Compiti scritti ->
A. Riproduci dalla recensione il passo che va da "Immigrati, oriundi, nomadi" fino a "tengono per mano." compreso.
B. Rispondi in breve a queste domande sulla recensione:
(i) Chi ha registrato l'album?
(ii) Quale strumento suona Yuri Lemeshev?
(iii) Quale ospite rappa in "Not a crime"?
== Estratto del testo ==
Immigrati, oriundi, nomadi e mezzosangue: le origini dei singoli elementi dei Gogol Bordello vanno ricercate nelle lande dell’Europa dell’Est, tra le steppe delle ex repubbliche sovietiche ma anche nei travagliati territori israeliani… i nostri si definiscono “gypsy punks” – musicisti senza fissa dimora e cittadini del mondo – e quello che suonano è un crossover in piena regola dove la musica tradizionale russa, balcanica e quella rom amoreggiano promiscuamente col punk e con il rock, in un concitato girotondo in cui Goran Bregovic, Manu Chao, Mr. Bungle e Bela Bartok si tengono per mano.
Grazie a “Sally”, la carovana arriva in città portando come bagaglio la propria “cultural revolution”: Hütz si dimostra fin da subito grande comunicatore ed intrattenitore poliglotta, genietto operaio capace di escogitare idee semplici ma di sicuro effetto come la letterale “body percussion” di questa prima traccia od i “fire buckets” suonati sulla lampante “Think locally fuck globally”, che non sono altro che dei secchielli di metallo posti sul microfono e percossi dissennatamente. Le due primedonne della complesso – non ce ne vogliano le due avvenenti coriste/percussioniste Pamela ed Elizabeth – sono però Sergey Ryabtzev e Yuri Lemeshev, rispettivamente violinista e fisarmonicista: le due “superstar” jammano festosamente su “Mishto!” ed imperversano in lungo e in largo, dando un contributo fondamentale alla resa globale del disco. La “fanfara” dei Gogol Bordello si esprime al meglio con l’esagitato punk zigano “I would never wanna be young again” e con i colpi di teatro del rock-cabaret di “Dogs were barking” o della marcetta polkeggiante “Start wearing purple” ma riscuote consensi pure decelerando all’andatura del dub, come quello da “mille e una notte” di “Underdog world strike” o quello puramente alla Clash di “Immigrant punk”. Il minestrone linguistico e musicale di “Gypsy punks underdog world strike” (ah, l’album è stato registrato da Steve Albini, uno che in passato si è scomodato per Nirvana, Fugazi e Neurosis) ribolle con le temperature mediterranee della spagnolesca “60 revolutions” (quando la Mano Negra impugna una Molotov) e del rock‘n’roll da balera di “Santa Marinella” (nel cui testo, nella foga, è spiacevolmente finita pure una bestemmia in italiano…). La trattoria dei Gogol Bordello produce tanto fumo… ma cucina anche arrosti prelibati! Oltre agli odori della world music (l’etno-canzonetta “Avenue B”, la ballata da falò “Illumination”, il folk di “Undestructable”), il maitre Eugene Hütz consiglia spassionatamente il sapido hippie-beat di “Oh no” oppure il corroborante piatto del giorno, quella “Not a crime” che non si fa mancare neppure un contorno hip-hop rappato dal guest vocalist Ras Kush (che fa molto Asian Dub Foundation).
===
== Dati mostrati ==
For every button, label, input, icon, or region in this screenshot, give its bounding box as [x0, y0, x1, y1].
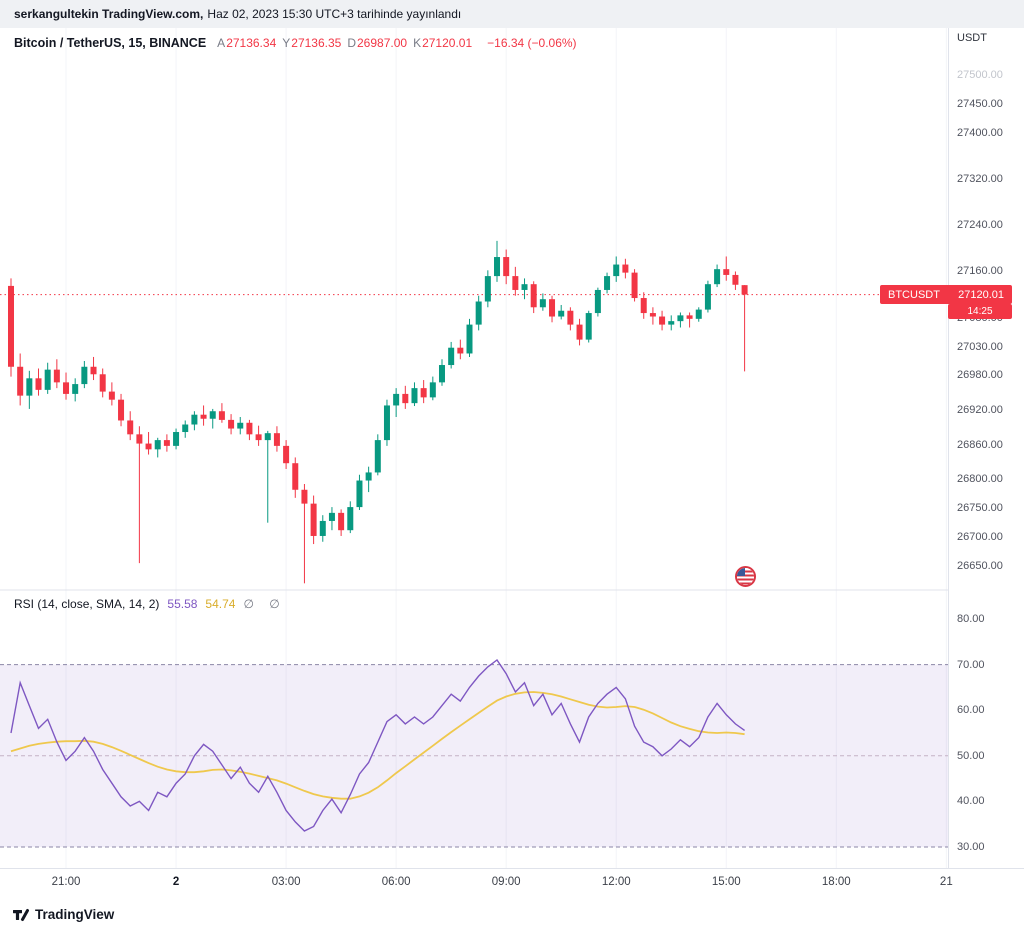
publish-date: Haz 02, 2023 15:30 UTC+3 tarihinde yayın… — [207, 7, 462, 21]
ohlc-key: D — [347, 36, 356, 50]
ohlc-key: K — [413, 36, 422, 50]
ohlc-value: 27136.35 — [291, 36, 342, 50]
rsi-value: 55.58 — [167, 597, 198, 611]
rsi-legend: RSI (14, close, SMA, 14, 2) 55.58 54.74 … — [14, 597, 286, 611]
footer: TradingView — [0, 897, 1024, 932]
candle-countdown: 14:25 — [948, 304, 1012, 319]
rsi-tick-label: 60.00 — [957, 704, 985, 717]
symbol-title[interactable]: Bitcoin / TetherUS, 15, BINANCE — [14, 36, 207, 50]
rsi-tick-label: 50.00 — [957, 749, 985, 762]
price-tick-label: 27320.00 — [957, 173, 1003, 186]
ohlc-key: Y — [282, 36, 291, 50]
ohlc-value: 26987.00 — [357, 36, 408, 50]
price-tick-label: 26650.00 — [957, 560, 1003, 572]
time-tick-label: 2 — [172, 876, 180, 888]
price-tick-label: 27160.00 — [957, 265, 1003, 278]
currency-label: USDT — [957, 32, 987, 44]
price-tick-label: 26750.00 — [957, 502, 1003, 515]
price-tick-label: 27240.00 — [957, 219, 1003, 232]
current-price-badge: BTCUSDT 27120.01 — [880, 285, 1012, 304]
price-tick-label: 26860.00 — [957, 438, 1003, 451]
time-axis[interactable]: 21:00 2 03:00 06:00 09:00 12:00 15:00 18:00 21 — [0, 868, 1024, 897]
price-tick-label: 27030.00 — [957, 340, 1003, 353]
time-tick-label: 21 — [939, 876, 953, 888]
rsi-tick-label: 30.00 — [957, 841, 985, 853]
price-tick-label: 26700.00 — [957, 531, 1003, 544]
publisher-name: serkangultekin TradingView.com, — [14, 7, 204, 21]
price-tick-label: 26920.00 — [957, 404, 1003, 417]
badge-symbol: BTCUSDT — [888, 288, 940, 301]
ohlc-value: 27120.01 — [422, 36, 473, 50]
time-tick-label: 03:00 — [271, 876, 301, 888]
badge-price: 27120.01 — [958, 288, 1004, 301]
rsi-tick-label: 70.00 — [957, 658, 985, 671]
symbol-legend: Bitcoin / TetherUS, 15, BINANCE A27136.3… — [14, 36, 577, 50]
hidden-values-icon: ∅ ∅ — [243, 597, 286, 611]
flag-sticker-icon[interactable] — [735, 566, 756, 587]
ohlc-values: A27136.34 Y27136.35 D26987.00 K27120.01 — [217, 36, 478, 50]
rsi-title[interactable]: RSI (14, close, SMA, 14, 2) — [14, 597, 160, 611]
time-tick-label: 06:00 — [381, 876, 411, 888]
price-axis[interactable]: USDT 27500.00 27450.00 27400.00 27320.00 272… — [948, 28, 1024, 868]
rsi-tick-label: 40.00 — [957, 795, 985, 808]
price-tick-label: 27500.00 — [957, 69, 1003, 82]
price-tick-label: 26800.00 — [957, 473, 1003, 486]
rsi-sma-value: 54.74 — [205, 597, 236, 611]
ohlc-key: A — [217, 36, 226, 50]
time-tick-label: 21:00 — [51, 876, 81, 888]
tradingview-brand[interactable]: TradingView — [35, 907, 115, 922]
tradingview-logo-icon[interactable] — [12, 906, 29, 923]
price-tick-label: 27450.00 — [957, 98, 1003, 110]
price-tick-label: 26980.00 — [957, 369, 1003, 382]
time-tick-label: 12:00 — [601, 876, 631, 888]
publish-header: serkangultekin TradingView.com, Haz 02, … — [0, 0, 1024, 28]
price-tick-label: 27400.00 — [957, 126, 1003, 139]
change-value: −16.34 (−0.06%) — [487, 36, 577, 50]
ohlc-value: 27136.34 — [226, 36, 277, 50]
chart-canvas[interactable] — [0, 28, 948, 868]
time-tick-label: 15:00 — [711, 876, 741, 888]
time-tick-label: 18:00 — [821, 876, 851, 888]
time-tick-label: 09:00 — [491, 876, 521, 888]
rsi-tick-label: 80.00 — [957, 613, 985, 625]
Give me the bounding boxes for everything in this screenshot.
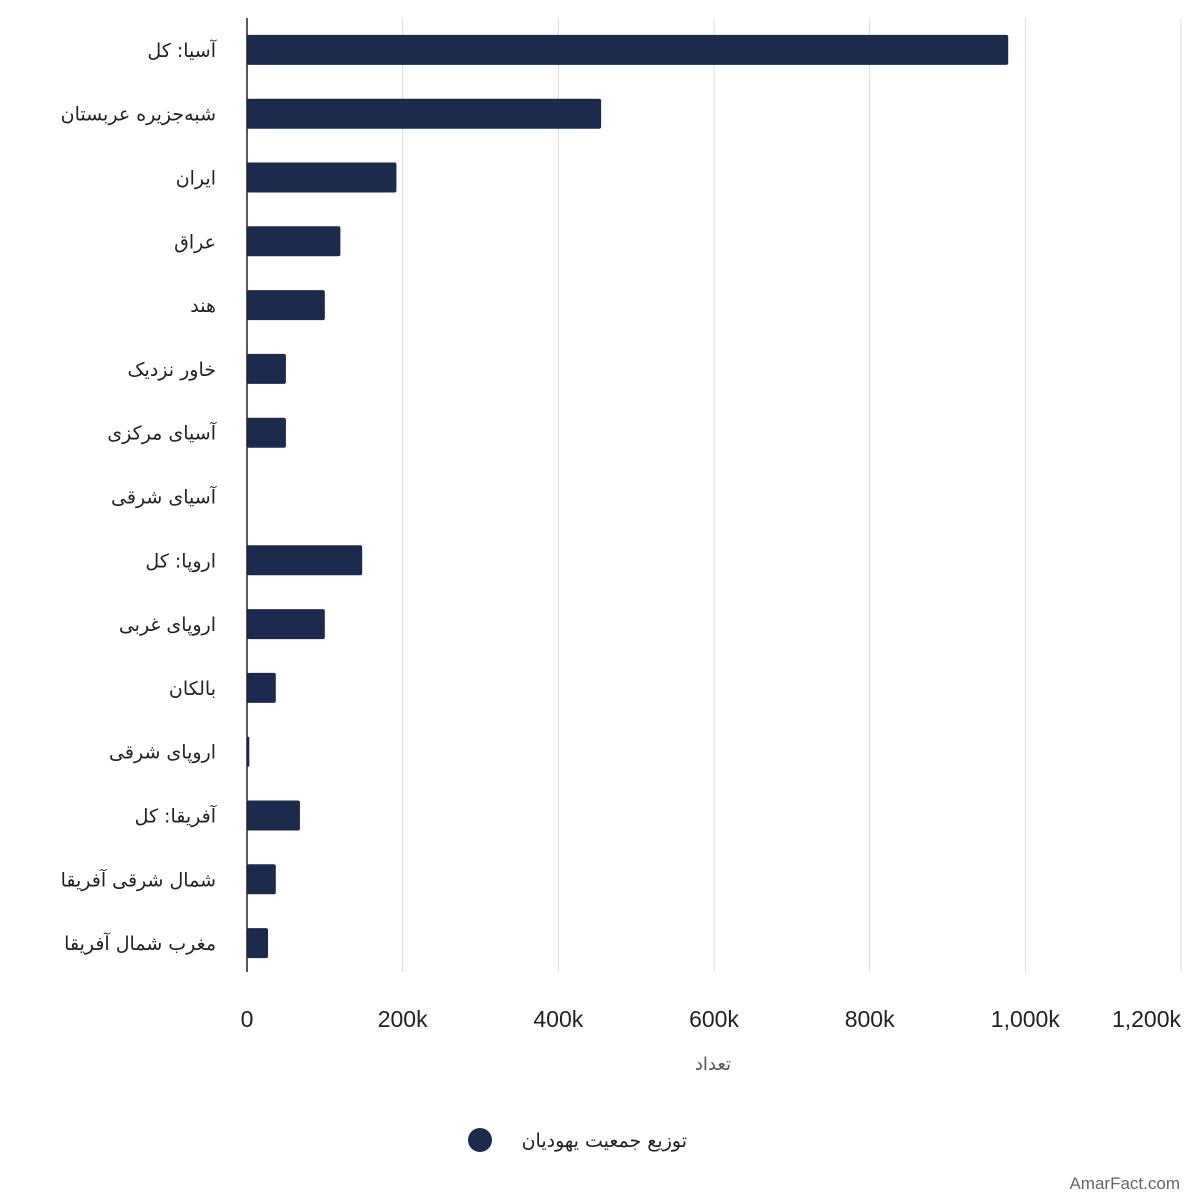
bars [247, 34, 1009, 959]
category-labels: آسیا: کل شبه‌جزیره عربستان ایران عراق هند خاو… [61, 38, 217, 955]
category-label: آفریقا: کل [135, 804, 217, 828]
category-label: بالکان [169, 678, 216, 700]
category-label: آسیای مرکزی [107, 421, 216, 445]
legend-label: توزیع جمعیت یهودیان [522, 1130, 687, 1152]
category-label: اروپای شرقی [109, 742, 216, 764]
category-label: عراق [174, 231, 216, 253]
bar [247, 928, 269, 959]
bar [247, 98, 602, 129]
x-tick-label: 400k [533, 1006, 583, 1032]
bar [247, 353, 286, 384]
watermark: AmarFact.com [1069, 1174, 1180, 1193]
category-label: آسیای شرقی [111, 485, 217, 509]
x-tick-label: 800k [845, 1006, 895, 1032]
bar [247, 672, 276, 703]
category-label: اروپای غربی [119, 614, 216, 636]
x-tick-label: 0 [241, 1006, 254, 1032]
bar [247, 545, 363, 576]
gridlines [402, 18, 1182, 972]
x-tick-labels: 0 200k 400k 600k 800k 1,000k 1,200k [241, 1006, 1182, 1032]
bar [247, 800, 300, 831]
x-tick-label: 1,200k [1112, 1006, 1182, 1032]
legend-swatch [468, 1128, 492, 1152]
bar [247, 290, 325, 321]
x-tick-label: 600k [689, 1006, 739, 1032]
legend[interactable]: توزیع جمعیت یهودیان [468, 1128, 687, 1152]
category-label: آسیا: کل [147, 38, 216, 62]
x-tick-label: 1,000k [991, 1006, 1061, 1032]
category-label: هند [190, 295, 216, 317]
category-label: مغرب شمال آفریقا [64, 931, 216, 955]
bar [247, 162, 397, 193]
bar [247, 34, 1009, 65]
x-axis-title: تعداد [695, 1054, 731, 1075]
category-label: شبه‌جزیره عربستان [61, 104, 216, 126]
x-tick-label: 200k [378, 1006, 428, 1032]
category-label: شمال شرقی آفریقا [61, 867, 216, 891]
category-label: ایران [176, 168, 216, 190]
bar [247, 609, 325, 640]
category-label: خاور نزدیک [128, 359, 216, 381]
bar [247, 864, 276, 895]
bar [247, 417, 286, 448]
category-label: اروپا: کل [145, 550, 216, 572]
bar [247, 226, 341, 257]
===
Risultati dei compiti ->
A.
Immigrati, oriundi, nomadi e mezzosangue: le origini dei singoli elementi dei Gogol Bordello vanno ricercate nelle lande dell’Europa dell’Est, tra le steppe delle ex repubbliche sovietiche ma anche nei travagliati territori israeliani… i nostri si definiscono “gypsy punks” – musicisti senza fissa dimora e cittadini del mondo – e quello che suonano è un crossover in piena regola dove la musica tradizionale russa, balcanica e quella rom amoreggiano promiscuamente col punk e con il rock, in un concitato girotondo in cui Goran Bregovic, Manu Chao, Mr. Bungle e Bela Bartok si tengono per mano.

B.
(i) Steve Albini.
(ii) La fisarmonica.
(iii) Ras Kush.